* **PROBLEM DETAILS**:
Copy out all the lines where "datareporting" shows up.

━━ STORED RECORDS ━━

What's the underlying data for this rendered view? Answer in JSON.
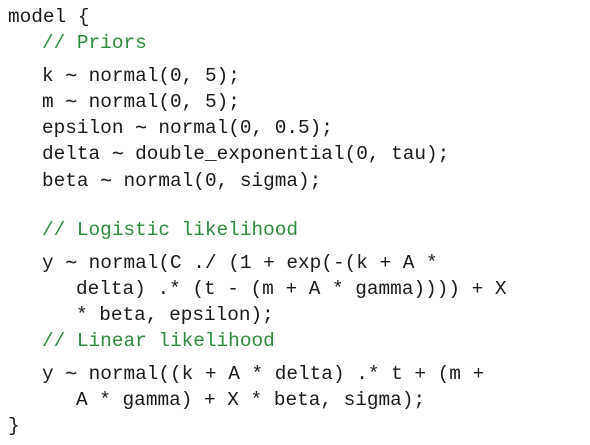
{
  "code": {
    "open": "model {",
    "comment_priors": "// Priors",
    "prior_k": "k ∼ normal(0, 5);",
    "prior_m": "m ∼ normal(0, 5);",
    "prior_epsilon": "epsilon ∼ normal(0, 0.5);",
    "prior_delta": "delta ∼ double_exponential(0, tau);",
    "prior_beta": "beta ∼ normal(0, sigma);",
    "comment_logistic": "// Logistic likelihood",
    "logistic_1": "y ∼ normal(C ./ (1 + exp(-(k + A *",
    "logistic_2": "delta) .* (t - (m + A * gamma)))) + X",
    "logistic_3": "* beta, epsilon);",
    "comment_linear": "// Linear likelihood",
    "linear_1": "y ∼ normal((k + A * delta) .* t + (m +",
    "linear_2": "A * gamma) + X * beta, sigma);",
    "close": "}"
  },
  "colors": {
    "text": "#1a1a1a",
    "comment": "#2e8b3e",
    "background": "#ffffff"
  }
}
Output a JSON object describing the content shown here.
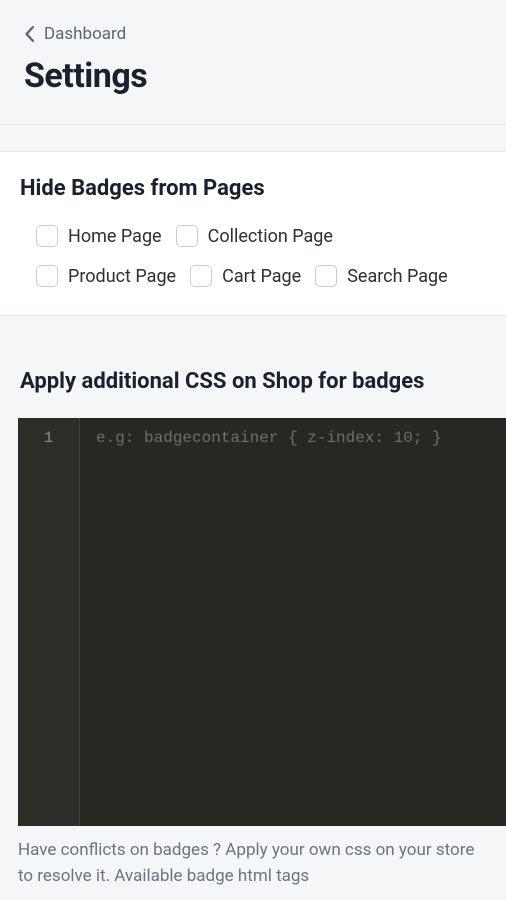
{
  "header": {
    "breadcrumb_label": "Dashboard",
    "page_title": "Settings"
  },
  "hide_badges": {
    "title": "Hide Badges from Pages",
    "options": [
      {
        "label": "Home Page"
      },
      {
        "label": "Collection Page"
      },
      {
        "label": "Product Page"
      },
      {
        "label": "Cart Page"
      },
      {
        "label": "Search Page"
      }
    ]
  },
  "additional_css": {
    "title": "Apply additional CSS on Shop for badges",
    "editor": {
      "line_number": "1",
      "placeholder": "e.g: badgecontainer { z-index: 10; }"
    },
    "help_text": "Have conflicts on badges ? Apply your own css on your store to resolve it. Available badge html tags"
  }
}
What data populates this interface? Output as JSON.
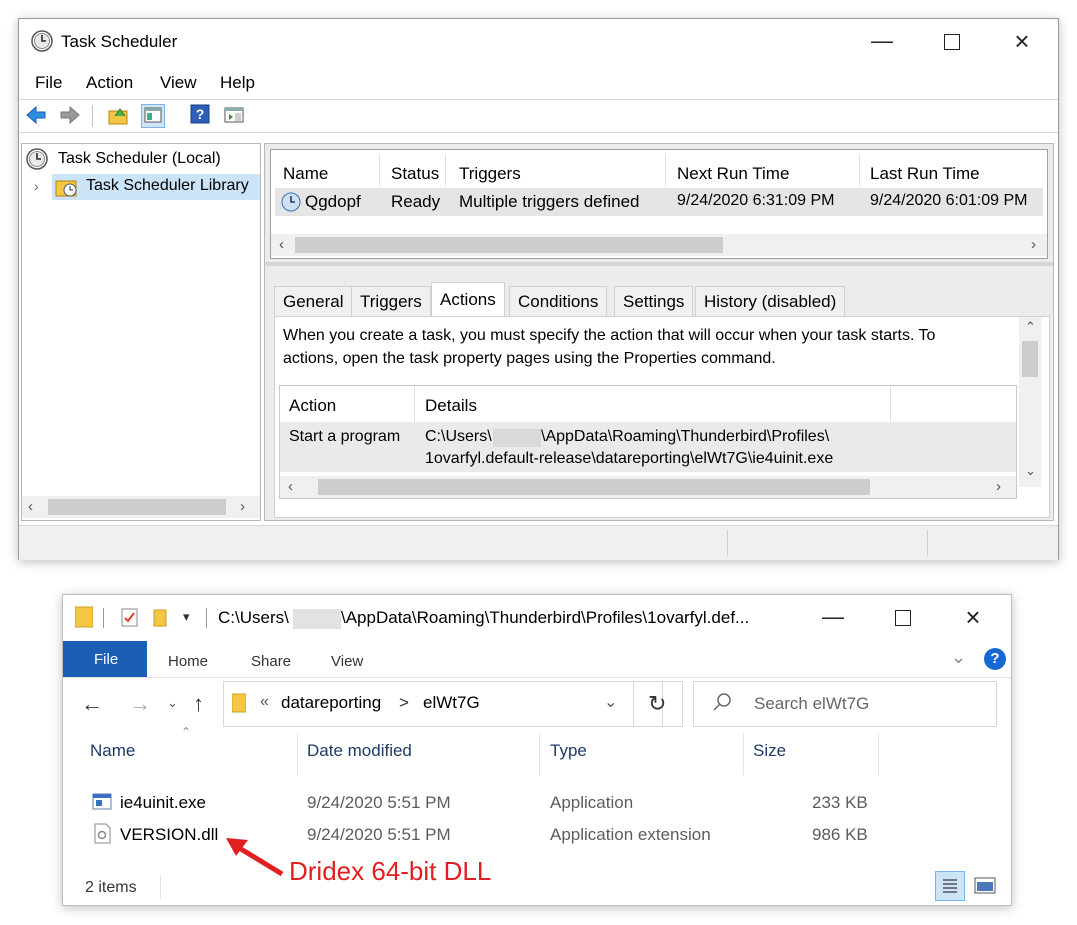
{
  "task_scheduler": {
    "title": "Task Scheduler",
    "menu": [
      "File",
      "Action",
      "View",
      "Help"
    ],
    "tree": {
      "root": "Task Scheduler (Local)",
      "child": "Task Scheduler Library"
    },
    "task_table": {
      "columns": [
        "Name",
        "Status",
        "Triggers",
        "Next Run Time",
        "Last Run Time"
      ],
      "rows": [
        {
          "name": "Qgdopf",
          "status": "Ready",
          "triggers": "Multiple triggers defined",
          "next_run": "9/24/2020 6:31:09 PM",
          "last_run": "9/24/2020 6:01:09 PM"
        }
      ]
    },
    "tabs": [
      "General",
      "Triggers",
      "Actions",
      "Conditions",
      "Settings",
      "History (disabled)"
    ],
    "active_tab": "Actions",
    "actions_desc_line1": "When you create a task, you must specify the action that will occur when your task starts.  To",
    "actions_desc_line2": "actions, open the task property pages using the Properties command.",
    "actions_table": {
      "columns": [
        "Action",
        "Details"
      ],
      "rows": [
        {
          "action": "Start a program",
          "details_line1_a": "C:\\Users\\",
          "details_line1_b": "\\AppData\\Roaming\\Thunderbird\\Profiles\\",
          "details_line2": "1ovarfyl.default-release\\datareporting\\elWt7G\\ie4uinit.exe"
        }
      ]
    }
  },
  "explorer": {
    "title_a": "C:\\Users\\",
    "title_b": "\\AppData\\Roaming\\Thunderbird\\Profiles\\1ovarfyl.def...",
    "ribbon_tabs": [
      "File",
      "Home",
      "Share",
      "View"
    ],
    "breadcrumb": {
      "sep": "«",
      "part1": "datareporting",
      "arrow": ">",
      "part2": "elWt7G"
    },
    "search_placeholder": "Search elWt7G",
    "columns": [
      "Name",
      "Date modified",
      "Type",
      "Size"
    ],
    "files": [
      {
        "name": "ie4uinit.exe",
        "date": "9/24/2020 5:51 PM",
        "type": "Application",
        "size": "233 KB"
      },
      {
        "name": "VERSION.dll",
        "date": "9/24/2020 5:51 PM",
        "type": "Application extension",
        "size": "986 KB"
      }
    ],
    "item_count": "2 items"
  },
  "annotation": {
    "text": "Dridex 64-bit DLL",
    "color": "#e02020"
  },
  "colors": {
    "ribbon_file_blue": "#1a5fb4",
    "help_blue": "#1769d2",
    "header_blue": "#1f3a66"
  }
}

━━━
━━ STORED RECORDS ━━

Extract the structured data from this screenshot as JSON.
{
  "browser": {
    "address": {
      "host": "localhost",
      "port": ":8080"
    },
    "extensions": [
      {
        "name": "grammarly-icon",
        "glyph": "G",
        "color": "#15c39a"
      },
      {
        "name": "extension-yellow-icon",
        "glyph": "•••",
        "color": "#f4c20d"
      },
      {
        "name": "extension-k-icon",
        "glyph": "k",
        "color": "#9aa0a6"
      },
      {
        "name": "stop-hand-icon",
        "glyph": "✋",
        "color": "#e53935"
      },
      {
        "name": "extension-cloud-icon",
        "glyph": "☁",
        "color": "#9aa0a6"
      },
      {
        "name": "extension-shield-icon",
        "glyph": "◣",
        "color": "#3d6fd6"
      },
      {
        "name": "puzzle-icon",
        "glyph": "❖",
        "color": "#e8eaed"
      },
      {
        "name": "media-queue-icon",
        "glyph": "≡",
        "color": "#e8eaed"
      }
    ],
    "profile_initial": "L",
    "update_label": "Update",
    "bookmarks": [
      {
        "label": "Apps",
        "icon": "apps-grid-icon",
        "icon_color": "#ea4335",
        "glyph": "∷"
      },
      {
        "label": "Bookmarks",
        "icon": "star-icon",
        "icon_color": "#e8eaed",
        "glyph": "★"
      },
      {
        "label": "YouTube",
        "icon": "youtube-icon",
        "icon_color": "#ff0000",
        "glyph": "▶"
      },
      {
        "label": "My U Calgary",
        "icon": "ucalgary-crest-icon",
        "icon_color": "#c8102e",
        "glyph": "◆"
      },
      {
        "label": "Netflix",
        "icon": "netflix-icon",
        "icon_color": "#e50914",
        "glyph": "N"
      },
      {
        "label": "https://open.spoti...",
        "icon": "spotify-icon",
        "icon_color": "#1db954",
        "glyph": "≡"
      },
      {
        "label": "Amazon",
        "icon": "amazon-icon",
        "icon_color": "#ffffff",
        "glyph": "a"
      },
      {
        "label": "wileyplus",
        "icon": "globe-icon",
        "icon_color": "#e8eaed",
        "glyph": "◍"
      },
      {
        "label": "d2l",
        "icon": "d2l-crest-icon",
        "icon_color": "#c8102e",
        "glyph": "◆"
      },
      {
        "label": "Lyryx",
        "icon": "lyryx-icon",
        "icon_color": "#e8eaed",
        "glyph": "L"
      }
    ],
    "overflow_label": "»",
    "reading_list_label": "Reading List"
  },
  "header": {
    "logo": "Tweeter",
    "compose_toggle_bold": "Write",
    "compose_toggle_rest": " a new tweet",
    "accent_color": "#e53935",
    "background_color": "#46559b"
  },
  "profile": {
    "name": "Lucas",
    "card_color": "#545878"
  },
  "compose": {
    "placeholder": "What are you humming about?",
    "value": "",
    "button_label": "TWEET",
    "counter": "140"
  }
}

━━━

* **EXERCISE ANSWER**:
          "details_line2": "1ovarfyl.default-release\\datareporting\\elWt7G\\ie4uinit.exe"
      "part1": "datareporting",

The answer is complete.